** Start **

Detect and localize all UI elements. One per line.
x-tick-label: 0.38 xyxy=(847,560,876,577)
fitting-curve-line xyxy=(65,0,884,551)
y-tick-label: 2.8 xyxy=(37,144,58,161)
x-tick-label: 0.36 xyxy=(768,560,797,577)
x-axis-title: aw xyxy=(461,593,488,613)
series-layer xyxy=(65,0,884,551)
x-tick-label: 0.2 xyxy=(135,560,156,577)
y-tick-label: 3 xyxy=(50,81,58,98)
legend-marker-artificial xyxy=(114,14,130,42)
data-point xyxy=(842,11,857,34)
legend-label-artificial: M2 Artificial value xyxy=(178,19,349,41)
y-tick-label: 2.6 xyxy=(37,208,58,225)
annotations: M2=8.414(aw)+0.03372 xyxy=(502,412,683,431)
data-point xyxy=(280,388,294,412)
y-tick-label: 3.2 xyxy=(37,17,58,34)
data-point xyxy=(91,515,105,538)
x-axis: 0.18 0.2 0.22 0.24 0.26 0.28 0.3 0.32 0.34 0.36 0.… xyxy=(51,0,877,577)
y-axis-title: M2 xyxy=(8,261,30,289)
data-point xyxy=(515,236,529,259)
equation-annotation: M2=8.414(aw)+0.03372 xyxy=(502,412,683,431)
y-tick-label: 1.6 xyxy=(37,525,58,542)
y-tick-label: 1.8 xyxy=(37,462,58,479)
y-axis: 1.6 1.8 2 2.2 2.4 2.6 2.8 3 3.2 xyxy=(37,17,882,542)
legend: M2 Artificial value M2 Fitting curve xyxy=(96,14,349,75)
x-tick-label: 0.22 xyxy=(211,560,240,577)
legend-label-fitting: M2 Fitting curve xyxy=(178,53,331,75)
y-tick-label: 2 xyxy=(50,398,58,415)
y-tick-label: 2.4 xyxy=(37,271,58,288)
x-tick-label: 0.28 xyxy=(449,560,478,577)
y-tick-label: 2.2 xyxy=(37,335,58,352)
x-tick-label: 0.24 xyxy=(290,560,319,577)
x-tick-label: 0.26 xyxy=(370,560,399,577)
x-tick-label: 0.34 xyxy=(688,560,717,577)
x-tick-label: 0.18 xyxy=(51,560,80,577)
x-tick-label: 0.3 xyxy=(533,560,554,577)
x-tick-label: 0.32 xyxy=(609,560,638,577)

** End **

▶ _REQUIRED WORK_
Copy the lines above verbatim, in their original order.

▶ _REPLY_
Detect and localize all UI elements. One per line.
x-tick-label: 0.38 xyxy=(847,560,876,577)
fitting-curve-line xyxy=(65,0,884,551)
y-tick-label: 2.8 xyxy=(37,144,58,161)
x-tick-label: 0.36 xyxy=(768,560,797,577)
x-axis-title: aw xyxy=(461,593,488,613)
series-layer xyxy=(65,0,884,551)
x-tick-label: 0.2 xyxy=(135,560,156,577)
y-tick-label: 3 xyxy=(50,81,58,98)
legend-marker-artificial xyxy=(114,14,130,42)
data-point xyxy=(842,11,857,34)
legend-label-artificial: M2 Artificial value xyxy=(178,19,349,41)
y-tick-label: 2.6 xyxy=(37,208,58,225)
annotations: M2=8.414(aw)+0.03372 xyxy=(502,412,683,431)
data-point xyxy=(280,388,294,412)
y-tick-label: 3.2 xyxy=(37,17,58,34)
data-point xyxy=(91,515,105,538)
x-axis: 0.18 0.2 0.22 0.24 0.26 0.28 0.3 0.32 0.34 0.36 0.… xyxy=(51,0,877,577)
y-axis-title: M2 xyxy=(8,261,30,289)
data-point xyxy=(515,236,529,259)
equation-annotation: M2=8.414(aw)+0.03372 xyxy=(502,412,683,431)
y-tick-label: 1.6 xyxy=(37,525,58,542)
y-tick-label: 1.8 xyxy=(37,462,58,479)
y-axis: 1.6 1.8 2 2.2 2.4 2.6 2.8 3 3.2 xyxy=(37,17,882,542)
legend: M2 Artificial value M2 Fitting curve xyxy=(96,14,349,75)
x-tick-label: 0.22 xyxy=(211,560,240,577)
legend-label-fitting: M2 Fitting curve xyxy=(178,53,331,75)
y-tick-label: 2 xyxy=(50,398,58,415)
y-tick-label: 2.4 xyxy=(37,271,58,288)
x-tick-label: 0.28 xyxy=(449,560,478,577)
y-tick-label: 2.2 xyxy=(37,335,58,352)
x-tick-label: 0.24 xyxy=(290,560,319,577)
x-tick-label: 0.26 xyxy=(370,560,399,577)
x-tick-label: 0.34 xyxy=(688,560,717,577)
x-tick-label: 0.18 xyxy=(51,560,80,577)
x-tick-label: 0.3 xyxy=(533,560,554,577)
x-tick-label: 0.32 xyxy=(609,560,638,577)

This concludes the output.